Teks Bacaan:
■ ■ ■ ■ ■ ■ ■

Sistem kapitalisme yang salah. Berbagai kasus perzinahan dan aborsi tidak mungkin begitu saja terjadi. Zina dan aborsi merupakan dampak dari pergaulan bebas yang sangat marak terjadi. Interaksi antara laki-laki dan perempuan tidak lagi terkendali. Mereka tidak lagi merasa malu untuk melakukan berbagai perbuatan yang melanggar norma sosial bahkan norma agama.
Tayangan-tayangan yang disuguhkan oleh berbagai media juga mendorong naluri seksual untuk bergejolak. Sementara itu, pilar agama tidak menjadi bagian dari kurikulum yang serius diajarkan dan ditanamkan di tengah-tengah masyarakat. Maka liarlah naluri seksual di masyarakat dengan berbagai hujjah, hak asasi manusia lah, kebebasan berekspresi lah, dan seterusnya.
Negara ini jelas telah gagal menyelenggarakan sistem pendidikan yang mencetak generasi berakhlak mulia. Pendidikan hari ini hanya berfokus pada bagaimana mencetak para teknokrat dengan keterampilan yang diperlukan oleh berbagai perusahaan. Orientasi lulusannya pun diarahkan pada standar materi. Semakin besar bergengsi perusahaan yang menerima mereka dengan besaran gaji yang tinggi, semakin dihargai pula mereka di tengah-tengah masyarakat. Lantas, apa kabar dengan ketaqwaan dan akhlaq mulia generasi?
Sistem sanksi di negara ini tidak menjerakan bagi para pelaku kriminal. Mereka yang melakukan perzinahan dan aborsi tidak dihukum dengan berat sehingga mereka merasa aman jika mengulang-ulang perbuatan bejat mereka. Apalagi zina yang dilakukan suka sama suka tidak akan dihukum. Hancurlah masyarakat dengan sistem sanksi yang cemen semacam ini. Maka sampai kapan kita akan membiarkan sistem kapitalisme ini diterapkan di kehidupan kita?

■ ■ ■ ■ ■ ■ ■

Data yang Diberikan:
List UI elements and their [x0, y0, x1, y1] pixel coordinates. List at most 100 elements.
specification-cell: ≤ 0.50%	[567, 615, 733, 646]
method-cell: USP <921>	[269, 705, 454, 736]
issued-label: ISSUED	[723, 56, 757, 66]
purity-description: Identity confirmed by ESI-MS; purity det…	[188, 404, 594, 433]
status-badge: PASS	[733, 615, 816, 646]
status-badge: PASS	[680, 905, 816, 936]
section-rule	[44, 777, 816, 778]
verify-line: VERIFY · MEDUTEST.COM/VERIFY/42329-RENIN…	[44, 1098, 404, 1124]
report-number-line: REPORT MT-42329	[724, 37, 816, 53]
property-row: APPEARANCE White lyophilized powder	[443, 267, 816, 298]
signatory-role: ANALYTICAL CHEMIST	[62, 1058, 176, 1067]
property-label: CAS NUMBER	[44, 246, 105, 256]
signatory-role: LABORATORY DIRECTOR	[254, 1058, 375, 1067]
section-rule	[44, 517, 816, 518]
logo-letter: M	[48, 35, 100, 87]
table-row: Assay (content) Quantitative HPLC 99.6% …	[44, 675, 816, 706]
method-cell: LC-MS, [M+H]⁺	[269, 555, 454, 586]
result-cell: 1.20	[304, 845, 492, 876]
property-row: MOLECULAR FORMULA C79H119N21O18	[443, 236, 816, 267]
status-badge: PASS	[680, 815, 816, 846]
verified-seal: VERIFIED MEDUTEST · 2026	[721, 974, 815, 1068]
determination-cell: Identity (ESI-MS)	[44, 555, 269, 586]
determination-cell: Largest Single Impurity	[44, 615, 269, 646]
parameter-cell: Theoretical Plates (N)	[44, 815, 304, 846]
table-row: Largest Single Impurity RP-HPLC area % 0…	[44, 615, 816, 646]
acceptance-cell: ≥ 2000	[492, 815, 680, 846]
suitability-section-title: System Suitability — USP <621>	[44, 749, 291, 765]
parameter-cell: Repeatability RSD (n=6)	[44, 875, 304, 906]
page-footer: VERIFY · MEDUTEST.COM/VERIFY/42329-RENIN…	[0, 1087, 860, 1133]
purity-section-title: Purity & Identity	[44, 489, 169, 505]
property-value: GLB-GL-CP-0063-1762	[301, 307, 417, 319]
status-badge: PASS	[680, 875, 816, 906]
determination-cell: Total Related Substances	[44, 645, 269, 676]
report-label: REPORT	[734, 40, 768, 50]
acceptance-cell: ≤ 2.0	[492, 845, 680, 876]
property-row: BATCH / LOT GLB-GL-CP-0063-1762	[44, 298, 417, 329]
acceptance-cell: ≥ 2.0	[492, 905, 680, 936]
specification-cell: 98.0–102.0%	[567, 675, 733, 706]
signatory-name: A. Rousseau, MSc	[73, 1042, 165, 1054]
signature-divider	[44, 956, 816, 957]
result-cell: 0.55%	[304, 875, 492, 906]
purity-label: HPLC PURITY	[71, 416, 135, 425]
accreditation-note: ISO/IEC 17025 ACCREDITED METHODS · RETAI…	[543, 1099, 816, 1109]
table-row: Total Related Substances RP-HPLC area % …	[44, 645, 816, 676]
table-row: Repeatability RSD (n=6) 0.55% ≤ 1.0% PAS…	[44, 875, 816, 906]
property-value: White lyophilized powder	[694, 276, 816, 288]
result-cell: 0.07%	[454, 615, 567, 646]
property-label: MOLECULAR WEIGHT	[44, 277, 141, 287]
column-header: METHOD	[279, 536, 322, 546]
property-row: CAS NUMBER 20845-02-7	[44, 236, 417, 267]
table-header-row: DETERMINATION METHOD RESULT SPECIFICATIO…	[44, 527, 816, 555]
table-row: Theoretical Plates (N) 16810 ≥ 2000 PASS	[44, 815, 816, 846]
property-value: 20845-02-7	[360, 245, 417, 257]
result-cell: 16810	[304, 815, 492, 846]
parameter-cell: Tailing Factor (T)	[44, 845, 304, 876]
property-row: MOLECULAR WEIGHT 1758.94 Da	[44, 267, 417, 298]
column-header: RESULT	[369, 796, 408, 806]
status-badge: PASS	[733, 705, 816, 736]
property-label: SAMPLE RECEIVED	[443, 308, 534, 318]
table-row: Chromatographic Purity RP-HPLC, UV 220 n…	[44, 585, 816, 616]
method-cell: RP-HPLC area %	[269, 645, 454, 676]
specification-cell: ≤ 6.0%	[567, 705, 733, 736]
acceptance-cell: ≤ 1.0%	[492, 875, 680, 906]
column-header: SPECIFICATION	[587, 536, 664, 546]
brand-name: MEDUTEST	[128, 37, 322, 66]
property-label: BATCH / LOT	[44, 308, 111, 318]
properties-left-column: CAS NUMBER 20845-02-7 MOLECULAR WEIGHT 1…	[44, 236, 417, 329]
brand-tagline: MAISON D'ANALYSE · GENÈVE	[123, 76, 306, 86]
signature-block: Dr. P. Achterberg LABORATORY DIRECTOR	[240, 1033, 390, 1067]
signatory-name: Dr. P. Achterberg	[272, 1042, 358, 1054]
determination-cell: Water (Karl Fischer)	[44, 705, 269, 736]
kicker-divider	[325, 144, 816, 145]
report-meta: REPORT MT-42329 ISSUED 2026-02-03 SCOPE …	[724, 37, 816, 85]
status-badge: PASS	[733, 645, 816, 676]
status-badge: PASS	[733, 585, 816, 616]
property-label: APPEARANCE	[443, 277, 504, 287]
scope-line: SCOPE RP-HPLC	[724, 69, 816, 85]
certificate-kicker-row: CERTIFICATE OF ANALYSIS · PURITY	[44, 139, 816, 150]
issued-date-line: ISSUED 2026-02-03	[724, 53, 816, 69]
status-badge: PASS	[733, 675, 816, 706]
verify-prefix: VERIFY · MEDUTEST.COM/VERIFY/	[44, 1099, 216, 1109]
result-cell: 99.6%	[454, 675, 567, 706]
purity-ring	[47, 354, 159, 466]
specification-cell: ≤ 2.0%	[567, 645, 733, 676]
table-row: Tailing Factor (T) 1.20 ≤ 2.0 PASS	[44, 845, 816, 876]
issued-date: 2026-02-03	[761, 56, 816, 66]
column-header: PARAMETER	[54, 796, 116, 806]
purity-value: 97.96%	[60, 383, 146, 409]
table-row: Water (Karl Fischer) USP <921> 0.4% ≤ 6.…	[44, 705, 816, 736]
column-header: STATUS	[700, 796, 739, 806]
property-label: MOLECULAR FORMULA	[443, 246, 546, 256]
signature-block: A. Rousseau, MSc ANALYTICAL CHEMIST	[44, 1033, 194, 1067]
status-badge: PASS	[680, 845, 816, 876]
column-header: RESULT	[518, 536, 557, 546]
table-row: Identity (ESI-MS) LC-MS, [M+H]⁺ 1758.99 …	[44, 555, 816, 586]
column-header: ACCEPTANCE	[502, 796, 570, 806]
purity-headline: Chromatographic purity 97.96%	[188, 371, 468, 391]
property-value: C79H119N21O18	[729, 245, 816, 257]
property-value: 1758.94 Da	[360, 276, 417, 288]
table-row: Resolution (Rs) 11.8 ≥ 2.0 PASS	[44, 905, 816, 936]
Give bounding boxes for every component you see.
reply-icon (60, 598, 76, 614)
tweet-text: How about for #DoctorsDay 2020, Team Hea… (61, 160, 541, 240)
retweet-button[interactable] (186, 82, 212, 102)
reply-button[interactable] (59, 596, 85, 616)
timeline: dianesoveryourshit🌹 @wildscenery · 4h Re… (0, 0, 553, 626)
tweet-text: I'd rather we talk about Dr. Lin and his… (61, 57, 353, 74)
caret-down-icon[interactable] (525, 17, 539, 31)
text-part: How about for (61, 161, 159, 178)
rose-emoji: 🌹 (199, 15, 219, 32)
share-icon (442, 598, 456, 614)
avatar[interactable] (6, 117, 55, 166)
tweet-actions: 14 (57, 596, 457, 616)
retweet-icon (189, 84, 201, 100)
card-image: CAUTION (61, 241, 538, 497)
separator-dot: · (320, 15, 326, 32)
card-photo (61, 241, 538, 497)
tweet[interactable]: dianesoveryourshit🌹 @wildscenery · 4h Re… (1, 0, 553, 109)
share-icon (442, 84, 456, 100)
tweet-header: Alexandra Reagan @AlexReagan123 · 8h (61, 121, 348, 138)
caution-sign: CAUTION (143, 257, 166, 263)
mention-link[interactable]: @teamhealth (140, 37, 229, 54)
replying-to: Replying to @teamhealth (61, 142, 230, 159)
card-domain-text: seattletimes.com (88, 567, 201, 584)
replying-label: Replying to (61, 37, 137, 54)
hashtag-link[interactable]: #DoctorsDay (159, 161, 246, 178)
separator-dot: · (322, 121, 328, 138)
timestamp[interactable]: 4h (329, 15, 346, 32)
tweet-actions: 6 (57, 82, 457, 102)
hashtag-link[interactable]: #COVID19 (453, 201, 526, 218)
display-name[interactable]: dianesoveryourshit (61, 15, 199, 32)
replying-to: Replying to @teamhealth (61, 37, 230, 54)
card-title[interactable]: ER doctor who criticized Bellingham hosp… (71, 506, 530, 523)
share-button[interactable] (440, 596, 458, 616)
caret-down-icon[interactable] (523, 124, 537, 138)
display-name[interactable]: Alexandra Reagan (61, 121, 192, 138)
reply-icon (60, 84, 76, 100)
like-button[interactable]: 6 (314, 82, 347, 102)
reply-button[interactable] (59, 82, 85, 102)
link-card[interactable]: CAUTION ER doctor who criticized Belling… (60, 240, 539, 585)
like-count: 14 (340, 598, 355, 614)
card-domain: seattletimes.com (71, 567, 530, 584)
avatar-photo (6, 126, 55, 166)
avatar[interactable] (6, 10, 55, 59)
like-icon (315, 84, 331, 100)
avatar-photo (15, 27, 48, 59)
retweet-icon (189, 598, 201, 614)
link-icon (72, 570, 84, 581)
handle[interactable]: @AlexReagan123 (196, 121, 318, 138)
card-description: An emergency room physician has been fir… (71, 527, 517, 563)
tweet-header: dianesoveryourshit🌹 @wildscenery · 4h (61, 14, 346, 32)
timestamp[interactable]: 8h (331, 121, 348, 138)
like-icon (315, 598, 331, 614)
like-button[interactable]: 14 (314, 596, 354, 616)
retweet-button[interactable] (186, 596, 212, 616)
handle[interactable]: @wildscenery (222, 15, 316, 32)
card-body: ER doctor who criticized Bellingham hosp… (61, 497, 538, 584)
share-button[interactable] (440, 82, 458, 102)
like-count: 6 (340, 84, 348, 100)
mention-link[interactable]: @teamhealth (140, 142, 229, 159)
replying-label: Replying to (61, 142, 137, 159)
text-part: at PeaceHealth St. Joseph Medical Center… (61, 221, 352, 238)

■ ■ ■ ■ ■ ■ ■

Perintah Kerja 1: Menurut teks tentang sistem kapitalisme, mengapa pelaku perzinahan dan aborsi merasa aman mengulangi perbuatan mereka? Jelaskan dalam satu sampai tiga kalimat.
Perintah Kerja 2: Dalam teks tentang sistem kapitalisme, pendidikan hari ini disebut hanya berfokus pada apa?
Perintah Kerja 3: Lanjutkan teks tentang sistem kapitalisme dari kalimat terakhirnya.

Jawaban Tertulis 1: Mereka merasa aman karena tidak dihukum dengan berat, sebab sistem sanksi di negara ini tidak menjerakan pelaku kriminal. Zina yang dilakukan suka sama suka bahkan tidak akan dihukum.

Jawaban Tertulis 2: Pada bagaimana mencetak para teknokrat dengan keterampilan yang diperlukan oleh berbagai perusahaan.

Jawaban Tertulis 3:
Kita harus kembali pada aturan Sang Pencipta, sistem Islam. Islam mengharamkan perbuatan zina dan aborsi. Aturan syariat ini semata-mata adalah bentuk kasih sayang Allah untuk menjaga manusia dari kerusakan. Zina yang dibiarkan akan membawa pada kerusakan pada banyak aspek. Peneybaran AIDS tanpa kendali, pemerkosaan, pelecehan seksual, aborsi, dan banyak lagi. Maka pengharaman zina jelas akan menghindarkan manusia dari berbagai kerusakan semacam ini.
Di dalam sistem Islam, negara menutup semua celah yang berpotensi menjerumuskan masyarakat untuk melakukan tindak keji dan kriminal. Sistem pergaulan Islam mengatur interaksi laki-laki dan perempuan sehingga kedua jenis manusia ini terjaga dari interaksi yang merusak.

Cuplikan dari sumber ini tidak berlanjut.